En imposant un vocabulaire biaisé, les grands médias ferment le débat migratoire avant qu’il ait pu avoir lieu. L’emploi de termes tels que migrants et réfugiés – au lieu d’immigrants ou émigrants – occulte les enjeux majeurs et nous oblige à choisir notre camp: générosité ou repli, populisme ou humanisme.
Clarifier les grandes questions d’actualité, telle est la mission des médias. Mais les clarifier ne signifie pas les simplifier et moins encore prétendre y répondre. Bien au contraire, il s’agit d’en mettre en évidence la complexité en examinant les différentes facettes du problème considéré.
La « question migratoire », ainsi qu’il est convenu de la nommer, fait partie de ces problèmes que nos médias ont eu la charité de trancher pour nous. Nos journalistes, dans leur majorité, ne font pas vivre le débat, ne nous incitent pas à avoir une vision complète et complexe des enjeux du sujet ; en idiots utiles d’une cause qui les dépasse, ils nous livrent sur un plateau le prépensé qu’il s’agit de soutenir si l’on veut passer pour quelqu’un de bien. Et comme toujours, ce prépensé s’immisce dans notre langage, nous contraignant à dire le Bien, malgré nous. S’il est vrai que « le fascisme, ce n’est pas d’empêcher de dire, c’est d’obliger à dire », selon le mot de Roland Barthes, alors l’attitude de nos journalistes est proprement fasciste. Ce sont des fascistes utiles.

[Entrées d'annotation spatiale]
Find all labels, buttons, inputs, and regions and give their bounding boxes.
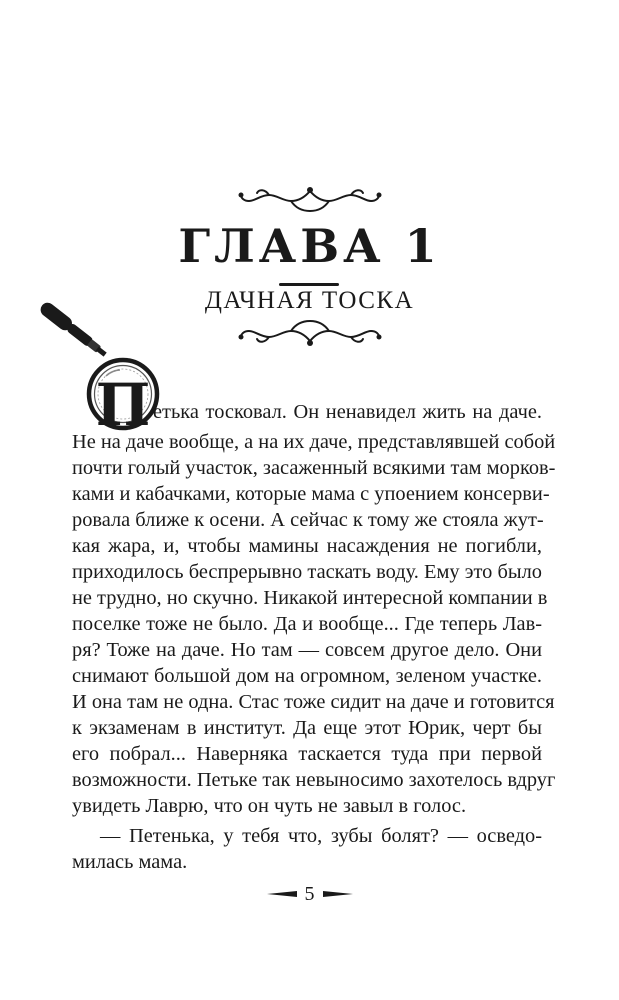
text-line: — Петенька, у тебя что, зубы болят? — осведо- [100, 825, 542, 847]
text-line: к экзаменам в институт. Да еще этот Юрик, черт бы [72, 717, 542, 739]
text-line: его побрал... Наверняка таскается туда при первой [72, 743, 542, 765]
text-line: милась мама. [72, 851, 188, 873]
text-line: почти голый участок, засаженный всякими там морков- [72, 457, 556, 479]
drop-cap-letter: П [95, 371, 151, 439]
page-folio [0, 882, 619, 906]
text-line: И она там не одна. Стас тоже сидит на даче и готовится [72, 691, 555, 713]
text-line: приходилось беспрерывно таскать воду. Ему это было [72, 561, 542, 583]
text-line: снимают большой дом на огромном, зеленом участке. [72, 665, 542, 687]
scroll-ornament-icon [235, 315, 385, 349]
arrow-left-icon [267, 889, 297, 899]
text-line: Не на даче вообще, а на их даче, представлявшей собой [72, 431, 556, 453]
scroll-ornament-icon [235, 185, 385, 217]
text-line: ровала ближе к осени. А сейчас к тому же стояла жут- [72, 509, 544, 531]
chapter-subtitle: ДАЧНАЯ ТОСКА [204, 287, 415, 314]
text-line: кая жара, и, чтобы мамины насаждения не погибли, [72, 535, 542, 557]
page-number: 5 [304, 883, 315, 905]
text-line: увидеть Лаврю, что он чуть не завыл в голос. [72, 795, 467, 817]
chapter-title: ГЛАВА 1 [178, 219, 441, 273]
chapter-ornament-top [0, 185, 619, 217]
arrow-right-icon [323, 889, 353, 899]
text-line: возможности. Петьке так невыносимо захотелось вдруг [72, 769, 556, 791]
text-line: ками и кабачками, которые мама с упоением консерви- [72, 483, 550, 505]
text-line: не трудно, но скучно. Никакой интересной компании в [72, 587, 548, 609]
text-line: ря? Тоже на даче. Но там — совсем другое дело. Они [72, 639, 542, 661]
text-line: поселке тоже не было. Да и вообще... Где теперь Лав- [72, 613, 542, 635]
text-line: етька тосковал. Он ненавидел жить на даче. [153, 401, 542, 423]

* _CONSIGNE_:
Répondez brièvement aux questions suivantes en vous appuyant sur le texte consacré au vocabulaire des médias et à la question migratoire.
(a) Quels termes les grands médias emploient-ils au lieu d'« immigrants » ou « émigrants » ?
(b) Quelle est, selon le texte, la mission des médias ?
(c) À qui le texte attribue-t-il le mot « le fascisme, ce n'est pas d'empêcher de dire, c'est d'obliger à dire » ?

* _RÉPONSE_:
(a) Les termes « migrants » et « réfugiés ».
(b) Clarifier les grandes questions d'actualité.
(c) À Roland Barthes.